##### BRANO FORNITO

Si era fatto (e rotto, ripetutamente) le ossa cavalcando alberi e catturando animali nella campagna attorno a casa, e anche nel collegio gesuita cui fu inviato continuò seguire la sua vocazione, tanto da essere investito ufficialmente del ruolo di cacciatore di volpi e di topi. Nei confronti di questi ultimi, ma solo di quelli della specie grigia, a suo dire arrivata in Inghilterra nel 1688, con l’usurpatore protestante Guglielmo d’Orange, e in breve tempo divenuta dominante a spese della specie autoctona nera, nutriva un odio feroce. Li chiamava topi “hannoveriani” e li aveva eletti a simbolo della malvagità assoluta.

A dispetto di quanto si dice della severità delle scuole gesuitiche, Waterton trovò nel college di Stonyhurst, un ambiente libero e stimolante (non è un caso che le scuole gesuitiche migliori e più “progressiste” fossero quelle tollerate, obtorto collo, nei paesi protestanti), cosa che lo indusse a rimanere in contatto per tutta la vita con i suoi vecchi insegnanti e a far loro visita ogni anno, quando era in Inghilterra, per la gioia e il divertimento dei nuovi studenti. Ho trovato anche menzione di alcune sue bravate, come lo scalare una torre vicina all’istituto, che gli sarebbe valsa una dura punizione, ma nella biografia della Blackburn non se ne parla. Le bravate peraltro ci starebbero tutte, come dimostrò la sua vita successiva, ma certamente il rapporto con i padri gesuiti non si incrinò mai.

Nell’Inghilterra “hannoveriana” non era consentito ai cattolici frequentare gli studi universitari, e Charles si trovò prima dei vent’anni a chiedersi cosa avrebbe voluto fare da grande. In realtà il suo futuro era già deciso: come primogenito avrebbe ereditato il titolo e la tenuta di famiglia, ancora notevole a dispetto degli espropri che l’avevano mutilata a partire dallo scisma protestante in poi: ma il giovane non era tipo da rimanere con le mani in mano in attesa della successione. La sua esuberanza e la fame di natura non potevano trovare sfogo nella sola Inghilterra. Nel 1802 si trasferì quindi a Malaga per aiutare un paio di zii che erano lì in affari: ne approfittò per imparare lo spagnolo, viaggiare lungo la costa meridionale e leggere in originale il Don Chisciotte, che lo entusiasmò e rimase il libro della sua vita. L’anno successivo si trovò però in mezzo ad una terribile epidemia di febbre gialla (che solo in quella città uccise oltre la metà degli abitanti), fu contagiato e ne uscì vivo, e una volta ormai immune si prodigò ad aiutare gli ammalati (tra i quali uno degli zii, che morì in poco tempo). Riuscì poi, forzando il blocco di quarantena steso attorno alla città, a fuggire su un veliero svedese e a tornare in Inghilterra.

##########

_BREVE ESERCIZIO A_. Riscrivi come lista numerata, senza righe vuote, le righe del listato comprese tra quella che contiene "colorbar — [501, 57, 523, 428]" e quella che contiene "y-tick-label: 2 — [64, 317, 70, 328]", entrambe incluse.

##### LISTATO

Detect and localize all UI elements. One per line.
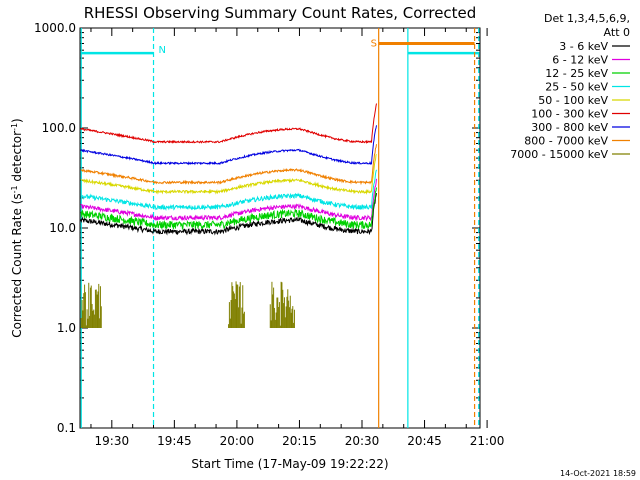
y-axis-label: Corrected Count Rate (s-1 detector-1) — [10, 118, 25, 337]
legend-label: 100 - 300 keV — [531, 108, 608, 121]
series-line — [80, 125, 377, 166]
series-group — [80, 103, 377, 328]
chart-title: RHESSI Observing Summary Count Rates, Co… — [84, 4, 477, 22]
observing-intervals: NS — [80, 28, 480, 428]
legend-label: 25 - 50 keV — [545, 81, 608, 94]
y-tick-label: 1.0 — [57, 321, 76, 335]
x-tick-label: 20:15 — [282, 434, 317, 448]
footer-timestamp: 14-Oct-2021 18:59 — [560, 469, 636, 478]
series-line — [80, 178, 377, 222]
y-axis-label-end: ) — [10, 118, 24, 123]
x-tick-label: 20:00 — [220, 434, 255, 448]
y-axis-label-mid: detector — [10, 131, 24, 186]
x-axis-ticks: 19:30 19:45 20:00 20:15 20:30 20:45 21:00 — [90, 28, 505, 448]
series-line — [80, 154, 377, 195]
legend-header-line2: Att 0 — [604, 26, 630, 39]
series-line — [80, 103, 377, 144]
x-tick-label: 20:45 — [407, 434, 442, 448]
x-tick-label: 20:30 — [345, 434, 380, 448]
legend-label: 800 - 7000 keV — [524, 135, 608, 148]
interval-label: S — [371, 38, 377, 49]
legend-label: 300 - 800 keV — [531, 121, 608, 134]
y-tick-label: 100.0 — [42, 121, 76, 135]
y-axis-label-main: Corrected Count Rate (s — [10, 193, 24, 337]
x-tick-label: 19:30 — [95, 434, 130, 448]
y-tick-label: 10.0 — [49, 221, 76, 235]
interval-label: N — [159, 45, 166, 56]
x-tick-label: 21:00 — [470, 434, 505, 448]
y-axis-label-sup1: -1 — [10, 185, 19, 193]
legend-label: 7000 - 15000 keV — [510, 148, 608, 161]
y-tick-label: 1000.0 — [34, 21, 76, 35]
x-axis-label: Start Time (17-May-09 19:22:22) — [191, 457, 388, 471]
series-line — [80, 144, 377, 186]
series-line — [80, 187, 377, 231]
legend-label: 12 - 25 keV — [545, 67, 608, 80]
legend-label: 6 - 12 keV — [552, 54, 608, 67]
legend-header-line1: Det 1,3,4,5,6,9, — [544, 12, 630, 25]
legend-label: 50 - 100 keV — [538, 94, 608, 107]
series-line — [80, 193, 377, 236]
y-axis-ticks: 1000.0 100.0 10.0 1.0 0.1 — [34, 21, 480, 435]
x-tick-label: 19:45 — [157, 434, 192, 448]
legend-label: 3 - 6 keV — [559, 40, 608, 53]
plot-frame — [79, 27, 481, 429]
y-tick-label: 0.1 — [57, 421, 76, 435]
series-line — [80, 169, 377, 211]
y-axis-label-sup2: -1 — [10, 123, 19, 131]
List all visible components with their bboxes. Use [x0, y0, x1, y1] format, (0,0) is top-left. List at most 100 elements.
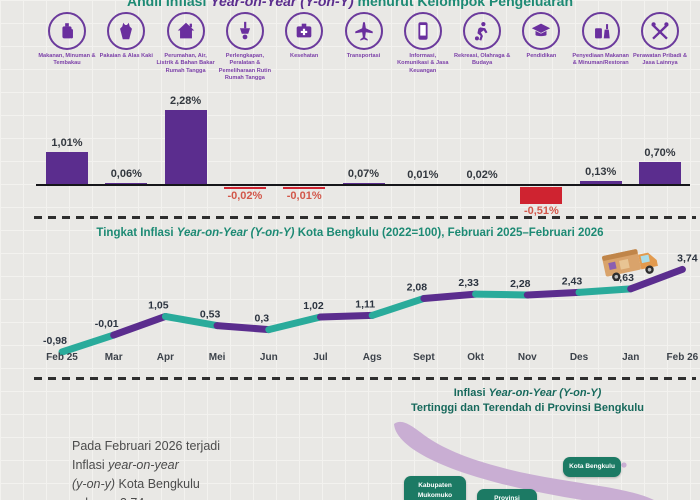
bar-value-label: 0,07%	[347, 167, 380, 180]
bar	[283, 187, 326, 189]
bar-value-label: 2,28%	[169, 94, 202, 107]
line-point-label: 2,28	[510, 278, 531, 290]
x-axis-label: Sept	[413, 352, 435, 363]
line-segment	[368, 294, 428, 319]
x-axis-label: Jul	[313, 352, 328, 363]
x-axis-label: Apr	[157, 352, 174, 363]
dashed-divider	[34, 216, 696, 219]
line-segment	[58, 331, 118, 356]
x-axis-label: Feb 26	[667, 352, 699, 363]
line-segment	[161, 312, 221, 330]
page-title: Andil Inflasi Year-on-Year (Y-on-Y) menu…	[127, 0, 573, 9]
line-point-label: 0,3	[254, 313, 269, 325]
x-axis-label: Mar	[105, 352, 123, 363]
line-segment	[110, 312, 169, 339]
household-equipment-icon	[225, 12, 264, 50]
line-chart-title: Tingkat Inflasi Year-on-Year (Y-on-Y) Ko…	[96, 227, 604, 239]
housing-icon	[166, 12, 205, 50]
bar	[342, 182, 385, 185]
education-icon	[522, 12, 561, 50]
food-beverage-icon	[48, 12, 86, 50]
bar-chart: 1,01% 0,06% 2,28% -0,02% -0,01% 0,07% 0,01% 0,0…	[0, 0, 700, 220]
map-label-provinsi: Provinsi Bengkulu	[477, 489, 537, 500]
line-segment	[472, 290, 531, 299]
line-point-label: 1,02	[303, 300, 324, 312]
bar-value-label: 0,70%	[644, 146, 676, 159]
map-label-mukomuko: Kabupaten Mukomuko	[404, 476, 466, 500]
category-column: Pendidikan	[512, 12, 571, 60]
category-column: Perlengkapan, Peralatan & Pemeliharaan R…	[215, 12, 274, 82]
category-column: Makanan, Minuman & Tembakau	[38, 12, 97, 68]
category-column: Perumahan, Air, Listrik & Bahan Bakar Ru…	[156, 12, 215, 75]
line-point-label: -0,98	[43, 335, 67, 347]
x-axis-label: Mei	[209, 352, 226, 363]
category-column: Kesehatan	[275, 12, 334, 60]
bar	[639, 161, 681, 185]
category-column: Penyediaan Makanan & Minuman/Restoran	[571, 12, 630, 68]
x-axis-label: Des	[570, 352, 589, 363]
bar	[164, 109, 207, 185]
category-label: Rekreasi, Olahraga & Budaya	[453, 53, 511, 67]
x-axis-label: Jan	[622, 352, 639, 363]
x-axis-label: Feb 25	[46, 352, 78, 363]
bar	[46, 151, 88, 185]
bar-value-label: 0,13%	[585, 165, 617, 178]
line-segment	[575, 285, 635, 296]
x-axis-label: Jun	[260, 352, 278, 363]
line-point-label: 0,53	[200, 309, 221, 321]
category-label: Informasi, Komunikasi & Jasa Keuangan	[397, 53, 449, 74]
bottom-section-heading: Inflasi Year-on-Year (Y-on-Y) Tertinggi …	[410, 387, 645, 414]
bar-value-label: -0,51%	[523, 204, 559, 217]
bar-value-label: -0,02%	[227, 189, 263, 202]
summary-paragraph: Pada Februari 2026 terjadi Inflasi year-…	[72, 439, 221, 500]
category-column: Informasi, Komunikasi & Jasa Keuangan	[393, 12, 452, 75]
bar	[520, 187, 563, 204]
bar	[223, 187, 266, 189]
x-axis-label: Ags	[363, 352, 382, 363]
line-segment	[420, 290, 480, 302]
clothing-icon	[107, 12, 146, 50]
category-column: Transportasi	[334, 12, 393, 60]
x-axis-label: Nov	[518, 352, 537, 363]
category-label: Kesehatan	[290, 53, 319, 59]
category-label: Perawatan Pribadi & Jasa Lainnya	[632, 53, 688, 67]
restaurant-icon	[581, 12, 620, 50]
line-point-label: 2,08	[407, 281, 428, 293]
bar	[579, 180, 622, 185]
bar-chart-axis	[36, 184, 690, 186]
bar-value-label: 0,06%	[110, 168, 142, 181]
category-label: Transportasi	[346, 53, 381, 59]
category-label: Pakaian & Alas Kaki	[99, 53, 153, 59]
line-point-label: -0,01	[95, 318, 119, 330]
dashed-divider	[34, 377, 696, 380]
line-segment	[265, 313, 324, 334]
line-chart: -0,98 Feb 25 -0,01 Mar 1,05 Apr 0,53 Mei 0,3 Jun 1…	[43, 252, 699, 363]
category-label: Makanan, Minuman & Tembakau	[38, 53, 96, 67]
line-point-label: 3,74	[677, 252, 698, 264]
category-column: Pakaian & Alas Kaki	[97, 12, 156, 60]
line-point-label: 1,05	[148, 299, 169, 311]
line-segment	[213, 322, 273, 334]
line-point-label: 2,33	[458, 277, 479, 289]
category-column: Rekreasi, Olahraga & Budaya	[453, 12, 512, 68]
line-segment	[523, 288, 583, 299]
personal-care-icon	[641, 12, 679, 50]
line-point-label: 2,43	[562, 275, 583, 287]
category-label: Penyediaan Makanan & Minuman/Restoran	[572, 53, 629, 67]
category-label: Perumahan, Air, Listrik & Bahan Bakar Ru…	[156, 53, 215, 74]
line-segment	[627, 265, 686, 293]
bar-value-label: -0,01%	[286, 189, 322, 202]
health-icon	[285, 12, 324, 50]
bar-value-label: 1,01%	[51, 136, 83, 149]
category-label: Perlengkapan, Peralatan & Pemeliharaan R…	[218, 53, 271, 81]
category-column: Perawatan Pribadi & Jasa Lainnya	[631, 12, 690, 68]
line-segment	[317, 311, 376, 321]
transportation-icon	[344, 12, 383, 50]
x-axis-label: Okt	[467, 352, 484, 363]
category-label: Pendidikan	[526, 53, 557, 59]
category-icon-row: Makanan, Minuman & Tembakau Pakaian & Ala…	[0, 0, 700, 110]
communication-icon	[403, 12, 442, 50]
bar-value-label: 0,01%	[407, 168, 439, 181]
recreation-icon	[463, 12, 502, 50]
map-label-kota-bengkulu: Kota Bengkulu	[563, 457, 621, 477]
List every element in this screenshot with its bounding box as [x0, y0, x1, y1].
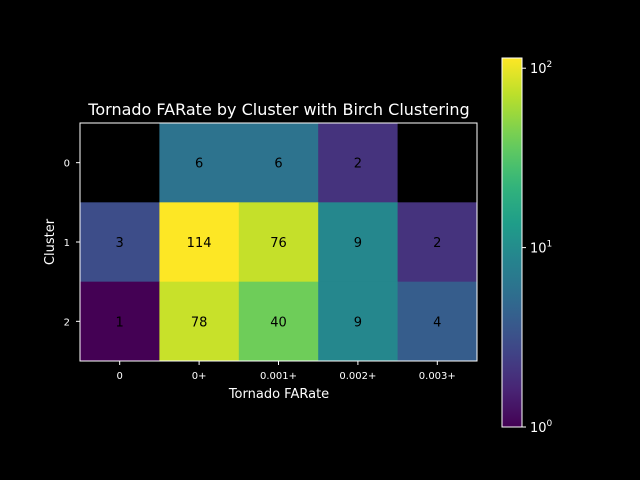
colorbar — [501, 57, 523, 428]
heatmap-cell — [159, 123, 240, 203]
colorbar-tick-label: 101 — [530, 240, 552, 257]
cell-value-label: 78 — [191, 315, 208, 330]
cell-value-label: 6 — [195, 157, 203, 172]
x-tick-label: 0+ — [192, 371, 207, 382]
y-tick-label: 2 — [64, 317, 70, 328]
heatmap-cell-labels: 6 6 2 3 114 76 9 2 1 78 40 9 4 — [116, 157, 442, 331]
heatmap-cell — [318, 202, 399, 283]
cell-value-label: 9 — [354, 236, 362, 251]
heatmap-cell — [238, 123, 319, 203]
cell-value-label: 3 — [116, 236, 124, 251]
heatmap-cell — [318, 281, 399, 362]
x-tick-label: 0 — [117, 371, 123, 382]
heatmap-cell — [80, 123, 160, 203]
cell-value-label: 114 — [187, 236, 212, 251]
x-tick-label: 0.002+ — [339, 371, 376, 382]
chart-title: Tornado FARate by Cluster with Birch Clu… — [87, 100, 469, 119]
heatmap-cell — [318, 123, 399, 203]
y-axis-label: Cluster — [43, 218, 58, 265]
heatmap-cell — [397, 202, 478, 283]
x-axis-ticks: 0 0+ 0.001+ 0.002+ 0.003+ — [117, 361, 456, 382]
heatmap-cell — [80, 202, 160, 283]
cell-value-label: 76 — [270, 236, 287, 251]
cell-value-label: 1 — [116, 315, 124, 330]
heatmap-cell — [397, 281, 478, 362]
cell-value-label: 2 — [354, 157, 362, 172]
colorbar-ticks: 100 101 102 — [522, 60, 553, 436]
cell-value-label: 4 — [433, 315, 441, 330]
x-tick-label: 0.003+ — [419, 371, 456, 382]
cell-value-label: 2 — [433, 236, 441, 251]
colorbar-tick-label: 100 — [530, 419, 553, 436]
x-axis-label: Tornado FARate — [228, 387, 329, 402]
heatmap-cell — [80, 281, 160, 362]
heatmap-cell — [238, 202, 319, 283]
y-tick-label: 1 — [64, 238, 70, 249]
cell-value-label: 9 — [354, 315, 362, 330]
y-axis-ticks: 0 1 2 — [64, 159, 80, 328]
x-tick-label: 0.001+ — [260, 371, 297, 382]
heatmap-cell — [159, 281, 240, 362]
y-tick-label: 0 — [64, 159, 70, 170]
cell-value-label: 40 — [270, 315, 287, 330]
heatmap-cell — [238, 281, 319, 362]
cell-value-label: 6 — [274, 157, 282, 172]
colorbar-tick-label: 102 — [530, 60, 552, 77]
heatmap-cell — [159, 202, 240, 283]
heatmap-cells — [80, 123, 478, 362]
heatmap-cell — [397, 123, 478, 203]
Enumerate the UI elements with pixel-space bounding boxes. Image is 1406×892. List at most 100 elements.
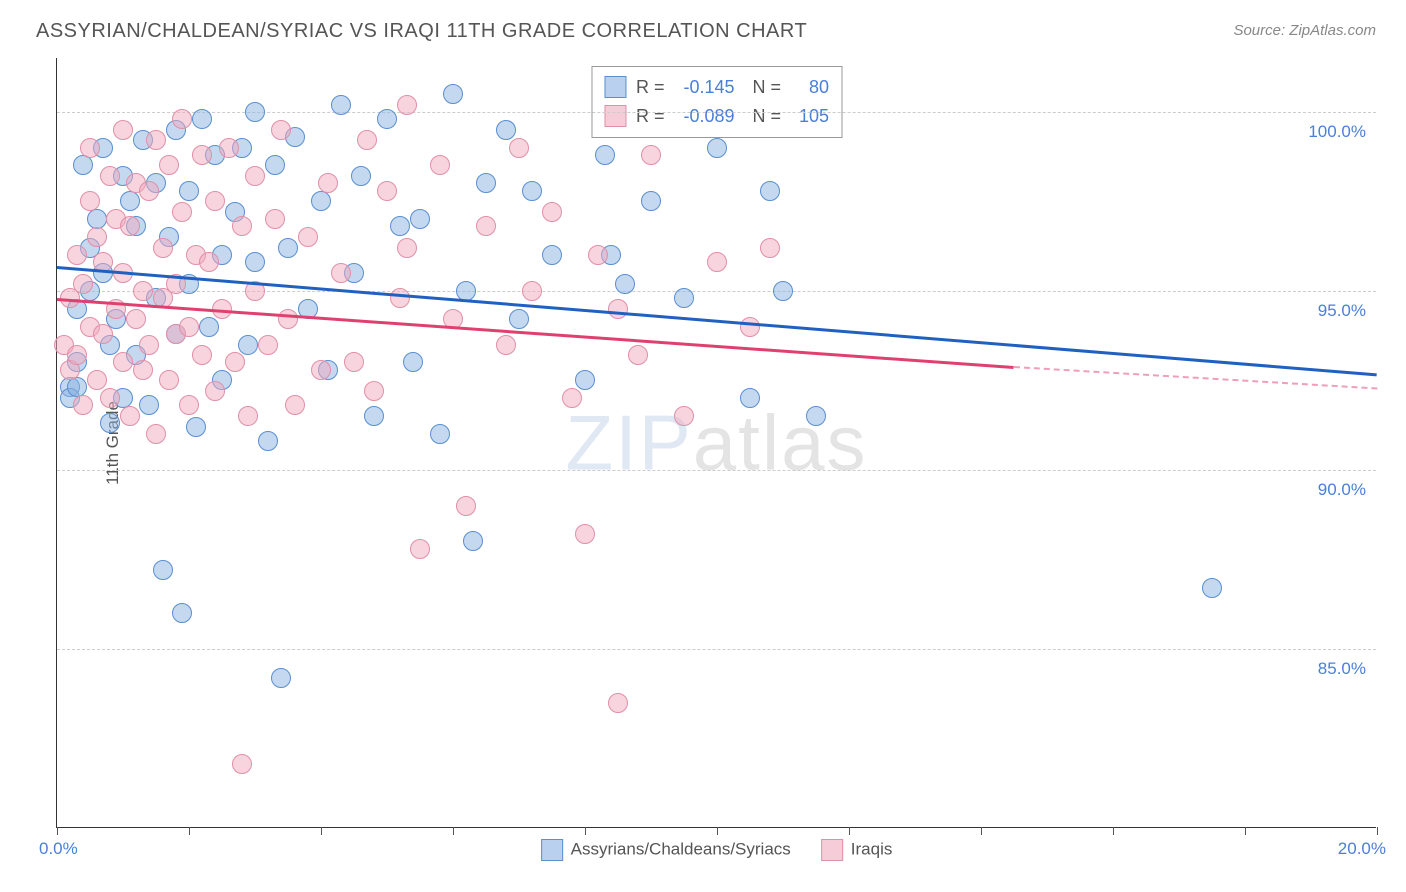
scatter-point <box>740 317 760 337</box>
scatter-point <box>641 191 661 211</box>
scatter-point <box>740 388 760 408</box>
scatter-point <box>271 668 291 688</box>
scatter-point <box>674 406 694 426</box>
watermark-zip: ZIP <box>565 398 692 486</box>
x-tick <box>981 827 982 835</box>
legend-series-item: Iraqis <box>821 839 893 861</box>
scatter-point <box>562 388 582 408</box>
scatter-point <box>199 317 219 337</box>
legend-series-item: Assyrians/Chaldeans/Syriacs <box>541 839 791 861</box>
scatter-point <box>146 130 166 150</box>
scatter-point <box>100 388 120 408</box>
scatter-point <box>265 209 285 229</box>
scatter-point <box>707 252 727 272</box>
legend-series: Assyrians/Chaldeans/Syriacs Iraqis <box>541 839 893 861</box>
scatter-point <box>232 754 252 774</box>
scatter-point <box>615 274 635 294</box>
legend-n-value: 80 <box>791 73 829 102</box>
scatter-point <box>271 120 291 140</box>
legend-stat-row: R =-0.145N =80 <box>604 73 829 102</box>
scatter-point <box>153 238 173 258</box>
chart-source: Source: ZipAtlas.com <box>1233 22 1376 39</box>
y-tick-label: 95.0% <box>1318 301 1366 321</box>
scatter-point <box>608 299 628 319</box>
scatter-point <box>225 352 245 372</box>
gridline <box>57 470 1376 471</box>
gridline <box>57 649 1376 650</box>
legend-stats: R =-0.145N =80R =-0.089N =105 <box>591 66 842 138</box>
scatter-point <box>238 335 258 355</box>
scatter-point <box>172 202 192 222</box>
scatter-point <box>139 181 159 201</box>
scatter-point <box>377 109 397 129</box>
scatter-point <box>186 417 206 437</box>
legend-n-label: N = <box>753 102 782 131</box>
legend-swatch <box>604 76 626 98</box>
y-tick-label: 90.0% <box>1318 480 1366 500</box>
scatter-point <box>67 345 87 365</box>
scatter-point <box>522 181 542 201</box>
scatter-point <box>238 406 258 426</box>
legend-n-value: 105 <box>791 102 829 131</box>
scatter-point <box>443 84 463 104</box>
x-axis-min-label: 0.0% <box>39 839 78 859</box>
scatter-point <box>80 191 100 211</box>
x-tick <box>189 827 190 835</box>
scatter-point <box>120 191 140 211</box>
scatter-point <box>496 120 516 140</box>
scatter-point <box>113 120 133 140</box>
watermark-atlas: atlas <box>693 398 868 486</box>
scatter-point <box>80 138 100 158</box>
scatter-point <box>674 288 694 308</box>
scatter-point <box>331 95 351 115</box>
scatter-point <box>205 191 225 211</box>
scatter-point <box>542 245 562 265</box>
scatter-point <box>120 406 140 426</box>
scatter-point <box>628 345 648 365</box>
scatter-point <box>509 138 529 158</box>
x-tick <box>585 827 586 835</box>
scatter-point <box>588 245 608 265</box>
scatter-point <box>172 603 192 623</box>
scatter-point <box>192 145 212 165</box>
scatter-point <box>159 155 179 175</box>
trend-line-blue <box>57 266 1377 376</box>
scatter-point <box>245 102 265 122</box>
scatter-point <box>278 309 298 329</box>
legend-series-label: Assyrians/Chaldeans/Syriacs <box>571 839 791 858</box>
legend-r-value: -0.089 <box>675 102 735 131</box>
scatter-point <box>390 288 410 308</box>
scatter-point <box>456 496 476 516</box>
scatter-point <box>159 370 179 390</box>
x-tick <box>717 827 718 835</box>
chart-container: ASSYRIAN/CHALDEAN/SYRIAC VS IRAQI 11TH G… <box>0 0 1406 892</box>
scatter-point <box>575 524 595 544</box>
scatter-point <box>397 95 417 115</box>
scatter-point <box>179 395 199 415</box>
scatter-point <box>357 130 377 150</box>
scatter-point <box>245 166 265 186</box>
scatter-point <box>133 281 153 301</box>
scatter-point <box>93 324 113 344</box>
scatter-point <box>390 216 410 236</box>
scatter-point <box>403 352 423 372</box>
legend-stat-row: R =-0.089N =105 <box>604 102 829 131</box>
scatter-point <box>298 227 318 247</box>
scatter-point <box>139 395 159 415</box>
scatter-point <box>410 539 430 559</box>
legend-r-label: R = <box>636 73 665 102</box>
scatter-point <box>192 345 212 365</box>
scatter-point <box>509 309 529 329</box>
legend-n-label: N = <box>753 73 782 102</box>
x-tick <box>1113 827 1114 835</box>
x-tick <box>849 827 850 835</box>
scatter-point <box>364 381 384 401</box>
scatter-point <box>575 370 595 390</box>
scatter-point <box>146 424 166 444</box>
scatter-point <box>179 181 199 201</box>
scatter-point <box>179 317 199 337</box>
chart-title: ASSYRIAN/CHALDEAN/SYRIAC VS IRAQI 11TH G… <box>36 20 807 43</box>
scatter-point <box>311 191 331 211</box>
legend-series-label: Iraqis <box>851 839 893 858</box>
scatter-point <box>139 335 159 355</box>
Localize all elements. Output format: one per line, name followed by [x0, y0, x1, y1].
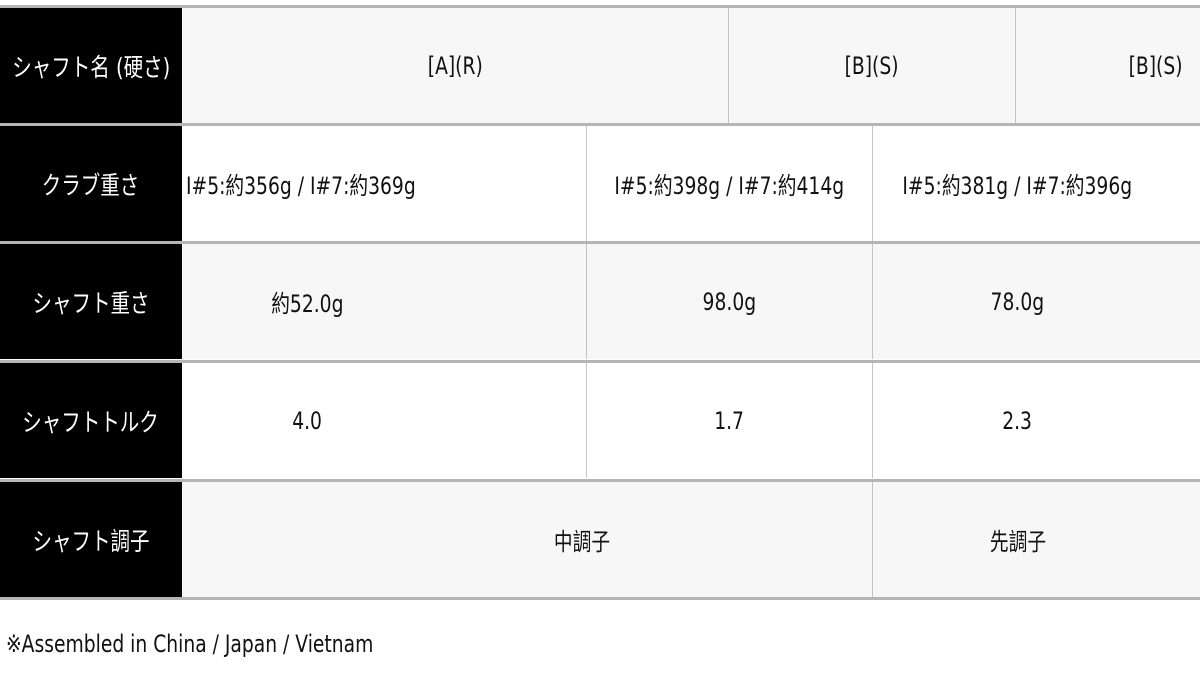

##########

_BREVE ESERCIZIO B_. Nel brano fornito, in che anno Waterton si trasferì a Malaga?

_RISPOSTA A_.
1. colorbar — [501, 57, 523, 428]
2. heatmap-cell — [159, 123, 240, 203]
3. colorbar-tick-label: 101 — [530, 240, 552, 257]
4. cell-value-label: 78 — [191, 315, 208, 330]
5. cell-value-label: 6 — [195, 157, 203, 172]
6. x-tick-label: 0+ — [192, 371, 207, 382]
7. y-tick-label: 2 — [64, 317, 70, 328]

_RISPOSTA B_. Nel 1802.